Aim of the task>
Would you extract the whole listing below and retype it exactly?

Start

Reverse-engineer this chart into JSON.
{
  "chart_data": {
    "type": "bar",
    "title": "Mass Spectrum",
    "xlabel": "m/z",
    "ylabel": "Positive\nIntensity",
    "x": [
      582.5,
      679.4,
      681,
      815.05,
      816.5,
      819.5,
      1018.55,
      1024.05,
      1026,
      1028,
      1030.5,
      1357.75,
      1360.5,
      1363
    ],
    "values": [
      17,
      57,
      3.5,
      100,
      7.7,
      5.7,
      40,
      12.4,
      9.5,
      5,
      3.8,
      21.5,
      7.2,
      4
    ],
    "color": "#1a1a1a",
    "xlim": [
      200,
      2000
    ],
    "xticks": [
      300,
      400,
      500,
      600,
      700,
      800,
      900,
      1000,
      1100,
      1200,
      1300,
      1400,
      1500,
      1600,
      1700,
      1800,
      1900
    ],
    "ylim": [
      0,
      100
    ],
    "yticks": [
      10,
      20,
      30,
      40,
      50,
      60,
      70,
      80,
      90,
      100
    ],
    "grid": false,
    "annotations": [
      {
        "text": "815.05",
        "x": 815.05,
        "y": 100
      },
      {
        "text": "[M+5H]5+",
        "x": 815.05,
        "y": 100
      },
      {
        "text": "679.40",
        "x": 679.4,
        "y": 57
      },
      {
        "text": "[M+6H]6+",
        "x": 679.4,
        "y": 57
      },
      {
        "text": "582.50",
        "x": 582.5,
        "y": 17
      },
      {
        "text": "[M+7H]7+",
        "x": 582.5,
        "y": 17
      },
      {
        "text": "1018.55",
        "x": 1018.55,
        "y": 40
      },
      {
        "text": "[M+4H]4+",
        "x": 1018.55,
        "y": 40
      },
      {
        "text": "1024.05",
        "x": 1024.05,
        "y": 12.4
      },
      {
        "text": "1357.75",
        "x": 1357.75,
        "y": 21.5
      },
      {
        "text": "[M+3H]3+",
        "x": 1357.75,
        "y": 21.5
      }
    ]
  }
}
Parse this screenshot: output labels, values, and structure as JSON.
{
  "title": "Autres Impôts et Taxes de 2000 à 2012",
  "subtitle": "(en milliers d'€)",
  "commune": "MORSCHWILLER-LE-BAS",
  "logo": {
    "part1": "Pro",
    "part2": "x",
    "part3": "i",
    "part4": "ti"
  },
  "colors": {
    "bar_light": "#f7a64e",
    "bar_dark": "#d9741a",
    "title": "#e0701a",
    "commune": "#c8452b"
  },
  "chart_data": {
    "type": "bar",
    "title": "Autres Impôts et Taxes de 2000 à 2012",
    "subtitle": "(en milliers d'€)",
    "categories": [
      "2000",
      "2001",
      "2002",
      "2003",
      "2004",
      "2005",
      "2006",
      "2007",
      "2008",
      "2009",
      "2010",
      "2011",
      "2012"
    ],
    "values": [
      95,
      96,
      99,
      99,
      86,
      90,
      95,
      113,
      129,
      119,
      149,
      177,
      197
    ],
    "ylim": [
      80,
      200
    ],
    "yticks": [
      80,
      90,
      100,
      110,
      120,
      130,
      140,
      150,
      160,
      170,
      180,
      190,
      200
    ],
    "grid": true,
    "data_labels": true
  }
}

End

Exercise solution>
Reverse-engineer this chart into JSON.
{
  "chart_data": {
    "type": "bar",
    "title": "Mass Spectrum",
    "xlabel": "m/z",
    "ylabel": "Positive\nIntensity",
    "x": [
      582.5,
      679.4,
      681,
      815.05,
      816.5,
      819.5,
      1018.55,
      1024.05,
      1026,
      1028,
      1030.5,
      1357.75,
      1360.5,
      1363
    ],
    "values": [
      17,
      57,
      3.5,
      100,
      7.7,
      5.7,
      40,
      12.4,
      9.5,
      5,
      3.8,
      21.5,
      7.2,
      4
    ],
    "color": "#1a1a1a",
    "xlim": [
      200,
      2000
    ],
    "xticks": [
      300,
      400,
      500,
      600,
      700,
      800,
      900,
      1000,
      1100,
      1200,
      1300,
      1400,
      1500,
      1600,
      1700,
      1800,
      1900
    ],
    "ylim": [
      0,
      100
    ],
    "yticks": [
      10,
      20,
      30,
      40,
      50,
      60,
      70,
      80,
      90,
      100
    ],
    "grid": false,
    "annotations": [
      {
        "text": "815.05",
        "x": 815.05,
        "y": 100
      },
      {
        "text": "[M+5H]5+",
        "x": 815.05,
        "y": 100
      },
      {
        "text": "679.40",
        "x": 679.4,
        "y": 57
      },
      {
        "text": "[M+6H]6+",
        "x": 679.4,
        "y": 57
      },
      {
        "text": "582.50",
        "x": 582.5,
        "y": 17
      },
      {
        "text": "[M+7H]7+",
        "x": 582.5,
        "y": 17
      },
      {
        "text": "1018.55",
        "x": 1018.55,
        "y": 40
      },
      {
        "text": "[M+4H]4+",
        "x": 1018.55,
        "y": 40
      },
      {
        "text": "1024.05",
        "x": 1024.05,
        "y": 12.4
      },
      {
        "text": "1357.75",
        "x": 1357.75,
        "y": 21.5
      },
      {
        "text": "[M+3H]3+",
        "x": 1357.75,
        "y": 21.5
      }
    ]
  }
}
Parse this screenshot: output labels, values, and structure as JSON.
{
  "title": "Autres Impôts et Taxes de 2000 à 2012",
  "subtitle": "(en milliers d'€)",
  "commune": "MORSCHWILLER-LE-BAS",
  "logo": {
    "part1": "Pro",
    "part2": "x",
    "part3": "i",
    "part4": "ti"
  },
  "colors": {
    "bar_light": "#f7a64e",
    "bar_dark": "#d9741a",
    "title": "#e0701a",
    "commune": "#c8452b"
  },
  "chart_data": {
    "type": "bar",
    "title": "Autres Impôts et Taxes de 2000 à 2012",
    "subtitle": "(en milliers d'€)",
    "categories": [
      "2000",
      "2001",
      "2002",
      "2003",
      "2004",
      "2005",
      "2006",
      "2007",
      "2008",
      "2009",
      "2010",
      "2011",
      "2012"
    ],
    "values": [
      95,
      96,
      99,
      99,
      86,
      90,
      95,
      113,
      129,
      119,
      149,
      177,
      197
    ],
    "ylim": [
      80,
      200
    ],
    "yticks": [
      80,
      90,
      100,
      110,
      120,
      130,
      140,
      150,
      160,
      170,
      180,
      190,
      200
    ],
    "grid": true,
    "data_labels": true
  }
}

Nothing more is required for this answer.